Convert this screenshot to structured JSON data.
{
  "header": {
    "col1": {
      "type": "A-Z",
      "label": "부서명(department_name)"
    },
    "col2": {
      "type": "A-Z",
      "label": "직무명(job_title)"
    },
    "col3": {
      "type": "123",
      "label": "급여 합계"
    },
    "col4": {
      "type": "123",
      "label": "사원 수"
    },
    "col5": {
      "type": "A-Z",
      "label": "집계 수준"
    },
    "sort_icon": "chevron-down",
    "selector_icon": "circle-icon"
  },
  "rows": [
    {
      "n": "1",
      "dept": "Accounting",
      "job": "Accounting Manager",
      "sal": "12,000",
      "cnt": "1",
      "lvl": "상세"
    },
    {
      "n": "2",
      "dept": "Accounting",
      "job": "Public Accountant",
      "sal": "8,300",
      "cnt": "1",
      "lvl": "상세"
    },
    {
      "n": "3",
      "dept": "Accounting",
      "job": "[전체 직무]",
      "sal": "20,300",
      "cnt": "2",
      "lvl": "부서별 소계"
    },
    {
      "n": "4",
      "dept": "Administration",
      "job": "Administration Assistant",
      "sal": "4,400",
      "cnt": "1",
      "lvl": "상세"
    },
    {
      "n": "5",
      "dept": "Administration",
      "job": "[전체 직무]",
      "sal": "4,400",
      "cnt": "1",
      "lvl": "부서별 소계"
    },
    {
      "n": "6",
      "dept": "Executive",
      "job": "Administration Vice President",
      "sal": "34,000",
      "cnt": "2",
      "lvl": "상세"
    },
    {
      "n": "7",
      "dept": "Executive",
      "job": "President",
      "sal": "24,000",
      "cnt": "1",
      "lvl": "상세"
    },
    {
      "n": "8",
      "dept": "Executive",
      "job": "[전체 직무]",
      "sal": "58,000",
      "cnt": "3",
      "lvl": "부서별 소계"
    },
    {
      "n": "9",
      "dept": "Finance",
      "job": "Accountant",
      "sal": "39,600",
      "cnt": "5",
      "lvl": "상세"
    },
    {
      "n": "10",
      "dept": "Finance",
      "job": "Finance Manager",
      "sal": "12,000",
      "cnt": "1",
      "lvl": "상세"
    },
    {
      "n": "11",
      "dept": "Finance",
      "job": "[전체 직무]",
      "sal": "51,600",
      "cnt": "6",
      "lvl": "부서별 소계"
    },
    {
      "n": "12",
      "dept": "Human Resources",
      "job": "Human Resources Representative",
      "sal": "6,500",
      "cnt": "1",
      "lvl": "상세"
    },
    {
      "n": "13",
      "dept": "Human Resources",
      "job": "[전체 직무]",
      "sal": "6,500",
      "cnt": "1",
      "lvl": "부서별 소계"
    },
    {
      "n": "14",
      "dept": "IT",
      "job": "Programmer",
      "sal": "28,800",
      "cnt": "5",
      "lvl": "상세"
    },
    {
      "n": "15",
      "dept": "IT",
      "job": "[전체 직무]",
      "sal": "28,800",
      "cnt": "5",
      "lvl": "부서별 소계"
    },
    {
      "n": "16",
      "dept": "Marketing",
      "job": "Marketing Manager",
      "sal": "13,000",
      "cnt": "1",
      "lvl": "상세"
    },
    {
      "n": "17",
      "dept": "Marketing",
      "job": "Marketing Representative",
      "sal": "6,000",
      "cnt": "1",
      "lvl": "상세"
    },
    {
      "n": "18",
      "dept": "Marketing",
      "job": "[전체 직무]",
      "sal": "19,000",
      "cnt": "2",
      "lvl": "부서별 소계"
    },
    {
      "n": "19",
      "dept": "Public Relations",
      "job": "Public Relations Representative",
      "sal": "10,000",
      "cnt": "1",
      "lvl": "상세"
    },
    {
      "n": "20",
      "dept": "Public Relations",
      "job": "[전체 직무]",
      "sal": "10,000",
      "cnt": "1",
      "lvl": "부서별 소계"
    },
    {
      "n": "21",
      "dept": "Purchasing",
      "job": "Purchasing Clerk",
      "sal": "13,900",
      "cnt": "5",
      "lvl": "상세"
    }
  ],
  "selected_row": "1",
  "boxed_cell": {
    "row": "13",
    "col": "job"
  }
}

==*==

# WORK TO BE COMPLETED
Looking at the records above, tally the lines holding "Public" and reply with that number only.

# EXPECTED OUTPUT
4